- Short problem: Examine the entries and show every line in which the word "model" is found.

- Raw data:
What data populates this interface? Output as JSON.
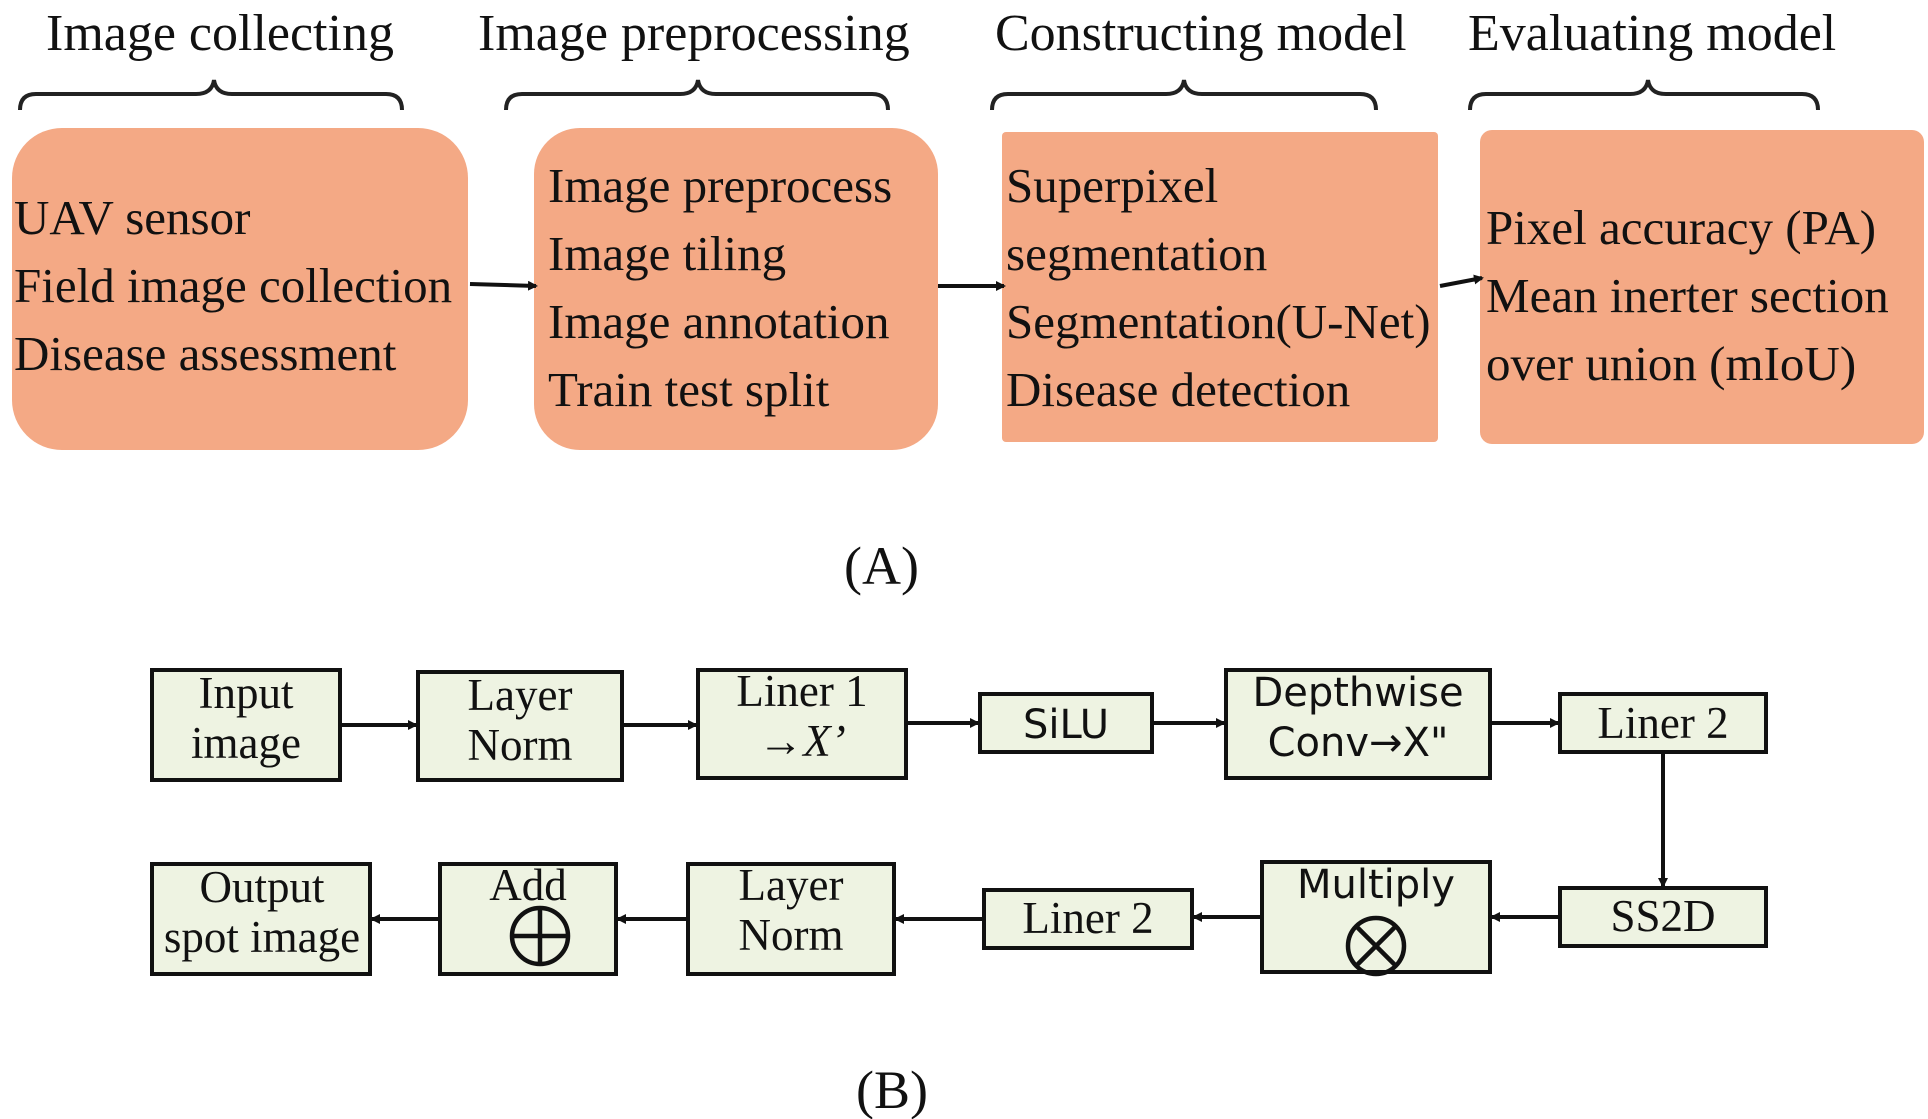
{
  "panel_a": {
    "caption": "(A)",
    "stages": [
      {
        "title": "Image  collecting",
        "lines": [
          "UAV sensor",
          "Field image  collection",
          "Disease  assessment"
        ]
      },
      {
        "title": "Image  preprocessing",
        "lines": [
          "Image  preprocess",
          "Image  tiling",
          "Image  annotation",
          "Train test split"
        ]
      },
      {
        "title": "Constructing  model",
        "lines": [
          "Superpixel",
          "segmentation",
          "Segmentation(U-Net)",
          "Disease detection"
        ]
      },
      {
        "title": "Evaluating model",
        "lines": [
          "Pixel accuracy (PA)",
          "Mean  inerter section",
          "over union (mIoU)"
        ]
      }
    ],
    "box_color": "#f4a985"
  },
  "panel_b": {
    "caption": "(B)",
    "box_color": "#eef3e2",
    "row1": [
      {
        "lines": [
          "Input",
          "image"
        ]
      },
      {
        "lines": [
          "Layer",
          "Norm"
        ]
      },
      {
        "lines": [
          "Liner 1",
          "→X’"
        ]
      },
      {
        "lines": [
          "SiLU"
        ]
      },
      {
        "lines": [
          "Depthwise",
          "Conv→X\""
        ]
      },
      {
        "lines": [
          "Liner 2"
        ]
      }
    ],
    "row2": [
      {
        "lines": [
          "Output",
          "spot image"
        ]
      },
      {
        "lines": [
          "Add"
        ],
        "symbol": "circled-plus"
      },
      {
        "lines": [
          "Layer",
          "Norm"
        ]
      },
      {
        "lines": [
          "Liner 2"
        ]
      },
      {
        "lines": [
          "Multiply"
        ],
        "symbol": "circled-times"
      },
      {
        "lines": [
          "SS2D"
        ]
      }
    ]
  }
}
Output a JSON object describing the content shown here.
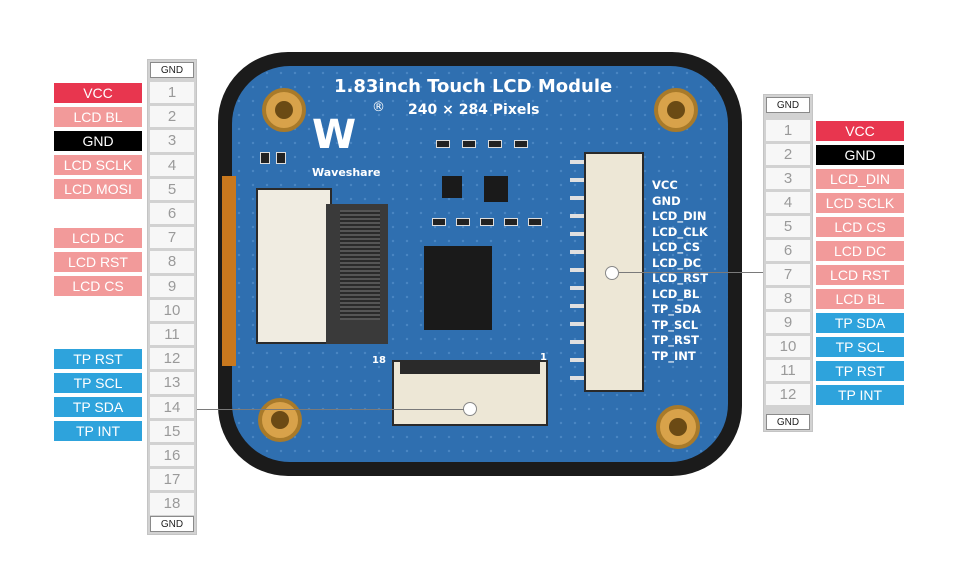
{
  "board": {
    "title": "1.83inch Touch LCD Module",
    "subtitle": "240 × 284 Pixels",
    "brand": "Waveshare",
    "registered_mark": "®",
    "logo_mark": "W",
    "signals": [
      "VCC",
      "GND",
      "LCD_DIN",
      "LCD_CLK",
      "LCD_CS",
      "LCD_DC",
      "LCD_RST",
      "LCD_BL",
      "TP_SDA",
      "TP_SCL",
      "TP_RST",
      "TP_INT"
    ],
    "connector_left_pin_label": "18",
    "connector_right_pin_label": "1"
  },
  "left_header": {
    "gnd_top": "GND",
    "gnd_bottom": "GND",
    "pins": [
      "1",
      "2",
      "3",
      "4",
      "5",
      "6",
      "7",
      "8",
      "9",
      "10",
      "11",
      "12",
      "13",
      "14",
      "15",
      "16",
      "17",
      "18"
    ],
    "labels": [
      {
        "pin": "1",
        "text": "VCC",
        "color": "#e8364f"
      },
      {
        "pin": "2",
        "text": "LCD BL",
        "color": "#f29a9a"
      },
      {
        "pin": "3",
        "text": "GND",
        "color": "#000000"
      },
      {
        "pin": "4",
        "text": "LCD SCLK",
        "color": "#f29a9a"
      },
      {
        "pin": "5",
        "text": "LCD MOSI",
        "color": "#f29a9a"
      },
      {
        "pin": "7",
        "text": "LCD DC",
        "color": "#f29a9a"
      },
      {
        "pin": "8",
        "text": "LCD RST",
        "color": "#f29a9a"
      },
      {
        "pin": "9",
        "text": "LCD CS",
        "color": "#f29a9a"
      },
      {
        "pin": "12",
        "text": "TP RST",
        "color": "#2ea3dc"
      },
      {
        "pin": "13",
        "text": "TP SCL",
        "color": "#2ea3dc"
      },
      {
        "pin": "14",
        "text": "TP SDA",
        "color": "#2ea3dc"
      },
      {
        "pin": "15",
        "text": "TP INT",
        "color": "#2ea3dc"
      }
    ]
  },
  "right_header": {
    "gnd_top": "GND",
    "gnd_bottom": "GND",
    "pins": [
      "1",
      "2",
      "3",
      "4",
      "5",
      "6",
      "7",
      "8",
      "9",
      "10",
      "11",
      "12"
    ],
    "labels": [
      {
        "pin": "1",
        "text": "VCC",
        "color": "#e8364f"
      },
      {
        "pin": "2",
        "text": "GND",
        "color": "#000000"
      },
      {
        "pin": "3",
        "text": "LCD_DIN",
        "color": "#f29a9a"
      },
      {
        "pin": "4",
        "text": "LCD SCLK",
        "color": "#f29a9a"
      },
      {
        "pin": "5",
        "text": "LCD CS",
        "color": "#f29a9a"
      },
      {
        "pin": "6",
        "text": "LCD DC",
        "color": "#f29a9a"
      },
      {
        "pin": "7",
        "text": "LCD RST",
        "color": "#f29a9a"
      },
      {
        "pin": "8",
        "text": "LCD BL",
        "color": "#f29a9a"
      },
      {
        "pin": "9",
        "text": "TP SDA",
        "color": "#2ea3dc"
      },
      {
        "pin": "10",
        "text": "TP SCL",
        "color": "#2ea3dc"
      },
      {
        "pin": "11",
        "text": "TP RST",
        "color": "#2ea3dc"
      },
      {
        "pin": "12",
        "text": "TP INT",
        "color": "#2ea3dc"
      }
    ]
  }
}
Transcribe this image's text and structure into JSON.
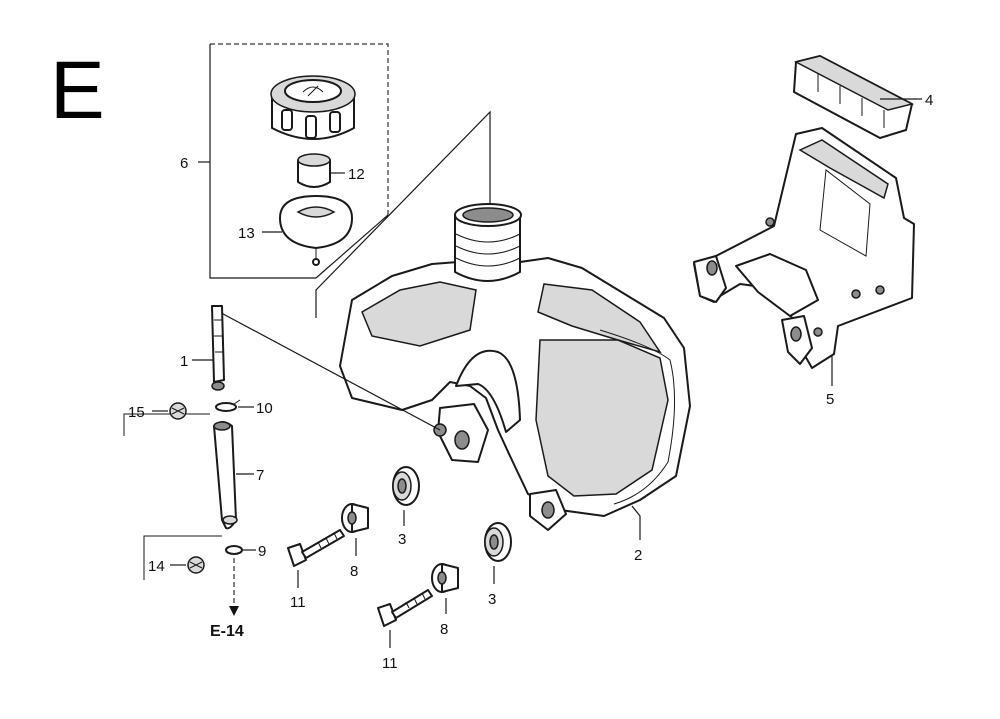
{
  "section_letter": "E",
  "cross_reference": "E-14",
  "callouts": {
    "c1": "1",
    "c2": "2",
    "c3a": "3",
    "c3b": "3",
    "c4": "4",
    "c5": "5",
    "c6": "6",
    "c7": "7",
    "c8a": "8",
    "c8b": "8",
    "c9": "9",
    "c10": "10",
    "c11a": "11",
    "c11b": "11",
    "c12": "12",
    "c13": "13",
    "c14": "14",
    "c15": "15"
  }
}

- Answer to the exercise:
        "title": "Constructing  model",
        "title": "Evaluating model",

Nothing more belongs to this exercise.